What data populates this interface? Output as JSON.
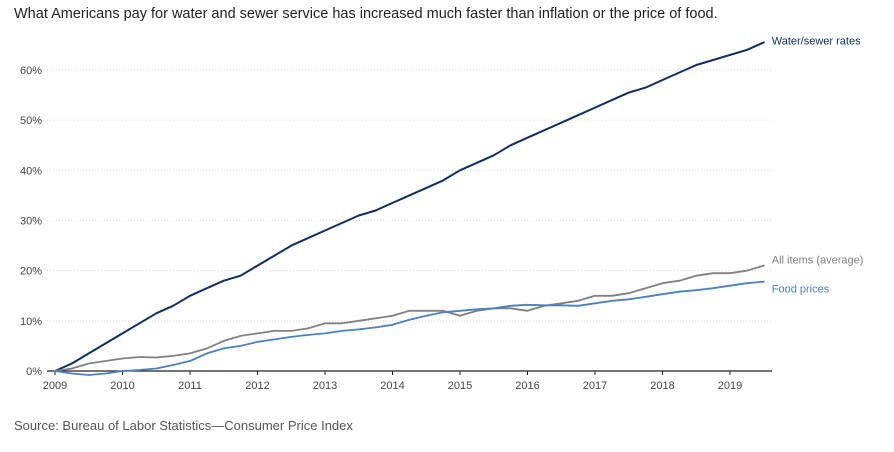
{
  "title": "What Americans pay for water and sewer service has increased much faster than inflation or the price of food.",
  "source": "Source: Bureau of Labor Statistics—Consumer Price Index",
  "chart_data": {
    "type": "line",
    "title": "What Americans pay for water and sewer service has increased much faster than inflation or the price of food.",
    "xlabel": "",
    "ylabel": "",
    "xlim": [
      2009,
      2019.6
    ],
    "ylim": [
      0,
      65
    ],
    "grid": true,
    "x_ticks": [
      "2009",
      "2010",
      "2011",
      "2012",
      "2013",
      "2014",
      "2015",
      "2016",
      "2017",
      "2018",
      "2019"
    ],
    "y_ticks": [
      "0%",
      "10%",
      "20%",
      "30%",
      "40%",
      "50%",
      "60%"
    ],
    "legend": "labels at line ends (right)",
    "series": [
      {
        "name": "Water/sewer rates",
        "color": "#0d2e61",
        "x": [
          2009.0,
          2009.25,
          2009.5,
          2009.75,
          2010.0,
          2010.25,
          2010.5,
          2010.75,
          2011.0,
          2011.25,
          2011.5,
          2011.75,
          2012.0,
          2012.25,
          2012.5,
          2012.75,
          2013.0,
          2013.25,
          2013.5,
          2013.75,
          2014.0,
          2014.25,
          2014.5,
          2014.75,
          2015.0,
          2015.25,
          2015.5,
          2015.75,
          2016.0,
          2016.25,
          2016.5,
          2016.75,
          2017.0,
          2017.25,
          2017.5,
          2017.75,
          2018.0,
          2018.25,
          2018.5,
          2018.75,
          2019.0,
          2019.25,
          2019.5
        ],
        "values": [
          0,
          1.5,
          3.5,
          5.5,
          7.5,
          9.5,
          11.5,
          13,
          15,
          16.5,
          18,
          19,
          21,
          23,
          25,
          26.5,
          28,
          29.5,
          31,
          32,
          33.5,
          35,
          36.5,
          38,
          40,
          41.5,
          43,
          45,
          46.5,
          48,
          49.5,
          51,
          52.5,
          54,
          55.5,
          56.5,
          58,
          59.5,
          61,
          62,
          63,
          64,
          65.5
        ]
      },
      {
        "name": "All items (average)",
        "color": "#808080",
        "x": [
          2009.0,
          2009.25,
          2009.5,
          2009.75,
          2010.0,
          2010.25,
          2010.5,
          2010.75,
          2011.0,
          2011.25,
          2011.5,
          2011.75,
          2012.0,
          2012.25,
          2012.5,
          2012.75,
          2013.0,
          2013.25,
          2013.5,
          2013.75,
          2014.0,
          2014.25,
          2014.5,
          2014.75,
          2015.0,
          2015.25,
          2015.5,
          2015.75,
          2016.0,
          2016.25,
          2016.5,
          2016.75,
          2017.0,
          2017.25,
          2017.5,
          2017.75,
          2018.0,
          2018.25,
          2018.5,
          2018.75,
          2019.0,
          2019.25,
          2019.5
        ],
        "values": [
          0,
          0.5,
          1.5,
          2,
          2.5,
          2.8,
          2.7,
          3,
          3.5,
          4.5,
          6,
          7,
          7.5,
          8,
          8,
          8.5,
          9.5,
          9.5,
          10,
          10.5,
          11,
          12,
          12,
          12,
          11,
          12,
          12.5,
          12.5,
          12,
          13,
          13.5,
          14,
          15,
          15,
          15.5,
          16.5,
          17.5,
          18,
          19,
          19.5,
          19.5,
          20,
          21
        ]
      },
      {
        "name": "Food prices",
        "color": "#4b7fc4",
        "x": [
          2009.0,
          2009.25,
          2009.5,
          2009.75,
          2010.0,
          2010.25,
          2010.5,
          2010.75,
          2011.0,
          2011.25,
          2011.5,
          2011.75,
          2012.0,
          2012.25,
          2012.5,
          2012.75,
          2013.0,
          2013.25,
          2013.5,
          2013.75,
          2014.0,
          2014.25,
          2014.5,
          2014.75,
          2015.0,
          2015.25,
          2015.5,
          2015.75,
          2016.0,
          2016.25,
          2016.5,
          2016.75,
          2017.0,
          2017.25,
          2017.5,
          2017.75,
          2018.0,
          2018.25,
          2018.5,
          2018.75,
          2019.0,
          2019.25,
          2019.5
        ],
        "values": [
          0,
          -0.5,
          -0.8,
          -0.5,
          0,
          0.2,
          0.5,
          1.2,
          2,
          3.5,
          4.5,
          5,
          5.8,
          6.3,
          6.8,
          7.2,
          7.5,
          8,
          8.3,
          8.7,
          9.2,
          10.2,
          11,
          11.7,
          12,
          12.3,
          12.5,
          13,
          13.2,
          13.1,
          13.1,
          13,
          13.5,
          14,
          14.3,
          14.8,
          15.3,
          15.8,
          16.1,
          16.5,
          17,
          17.5,
          17.8
        ]
      }
    ]
  }
}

## Stated goal
Keep the pictures out of the copy and return the rest of the data above exactly.

## Exercise result
What data populates this interface? Output as JSON.
{
  "title": "What Americans pay for water and sewer service has increased much faster than inflation or the price of food.",
  "source": "Source: Bureau of Labor Statistics—Consumer Price Index",
  "chart_data": {
    "type": "line",
    "title": "What Americans pay for water and sewer service has increased much faster than inflation or the price of food.",
    "xlabel": "",
    "ylabel": "",
    "xlim": [
      2009,
      2019.6
    ],
    "ylim": [
      0,
      65
    ],
    "grid": true,
    "x_ticks": [
      "2009",
      "2010",
      "2011",
      "2012",
      "2013",
      "2014",
      "2015",
      "2016",
      "2017",
      "2018",
      "2019"
    ],
    "y_ticks": [
      "0%",
      "10%",
      "20%",
      "30%",
      "40%",
      "50%",
      "60%"
    ],
    "legend": "labels at line ends (right)",
    "series": [
      {
        "name": "Water/sewer rates",
        "color": "#0d2e61",
        "x": [
          2009.0,
          2009.25,
          2009.5,
          2009.75,
          2010.0,
          2010.25,
          2010.5,
          2010.75,
          2011.0,
          2011.25,
          2011.5,
          2011.75,
          2012.0,
          2012.25,
          2012.5,
          2012.75,
          2013.0,
          2013.25,
          2013.5,
          2013.75,
          2014.0,
          2014.25,
          2014.5,
          2014.75,
          2015.0,
          2015.25,
          2015.5,
          2015.75,
          2016.0,
          2016.25,
          2016.5,
          2016.75,
          2017.0,
          2017.25,
          2017.5,
          2017.75,
          2018.0,
          2018.25,
          2018.5,
          2018.75,
          2019.0,
          2019.25,
          2019.5
        ],
        "values": [
          0,
          1.5,
          3.5,
          5.5,
          7.5,
          9.5,
          11.5,
          13,
          15,
          16.5,
          18,
          19,
          21,
          23,
          25,
          26.5,
          28,
          29.5,
          31,
          32,
          33.5,
          35,
          36.5,
          38,
          40,
          41.5,
          43,
          45,
          46.5,
          48,
          49.5,
          51,
          52.5,
          54,
          55.5,
          56.5,
          58,
          59.5,
          61,
          62,
          63,
          64,
          65.5
        ]
      },
      {
        "name": "All items (average)",
        "color": "#808080",
        "x": [
          2009.0,
          2009.25,
          2009.5,
          2009.75,
          2010.0,
          2010.25,
          2010.5,
          2010.75,
          2011.0,
          2011.25,
          2011.5,
          2011.75,
          2012.0,
          2012.25,
          2012.5,
          2012.75,
          2013.0,
          2013.25,
          2013.5,
          2013.75,
          2014.0,
          2014.25,
          2014.5,
          2014.75,
          2015.0,
          2015.25,
          2015.5,
          2015.75,
          2016.0,
          2016.25,
          2016.5,
          2016.75,
          2017.0,
          2017.25,
          2017.5,
          2017.75,
          2018.0,
          2018.25,
          2018.5,
          2018.75,
          2019.0,
          2019.25,
          2019.5
        ],
        "values": [
          0,
          0.5,
          1.5,
          2,
          2.5,
          2.8,
          2.7,
          3,
          3.5,
          4.5,
          6,
          7,
          7.5,
          8,
          8,
          8.5,
          9.5,
          9.5,
          10,
          10.5,
          11,
          12,
          12,
          12,
          11,
          12,
          12.5,
          12.5,
          12,
          13,
          13.5,
          14,
          15,
          15,
          15.5,
          16.5,
          17.5,
          18,
          19,
          19.5,
          19.5,
          20,
          21
        ]
      },
      {
        "name": "Food prices",
        "color": "#4b7fc4",
        "x": [
          2009.0,
          2009.25,
          2009.5,
          2009.75,
          2010.0,
          2010.25,
          2010.5,
          2010.75,
          2011.0,
          2011.25,
          2011.5,
          2011.75,
          2012.0,
          2012.25,
          2012.5,
          2012.75,
          2013.0,
          2013.25,
          2013.5,
          2013.75,
          2014.0,
          2014.25,
          2014.5,
          2014.75,
          2015.0,
          2015.25,
          2015.5,
          2015.75,
          2016.0,
          2016.25,
          2016.5,
          2016.75,
          2017.0,
          2017.25,
          2017.5,
          2017.75,
          2018.0,
          2018.25,
          2018.5,
          2018.75,
          2019.0,
          2019.25,
          2019.5
        ],
        "values": [
          0,
          -0.5,
          -0.8,
          -0.5,
          0,
          0.2,
          0.5,
          1.2,
          2,
          3.5,
          4.5,
          5,
          5.8,
          6.3,
          6.8,
          7.2,
          7.5,
          8,
          8.3,
          8.7,
          9.2,
          10.2,
          11,
          11.7,
          12,
          12.3,
          12.5,
          13,
          13.2,
          13.1,
          13.1,
          13,
          13.5,
          14,
          14.3,
          14.8,
          15.3,
          15.8,
          16.1,
          16.5,
          17,
          17.5,
          17.8
        ]
      }
    ]
  }
}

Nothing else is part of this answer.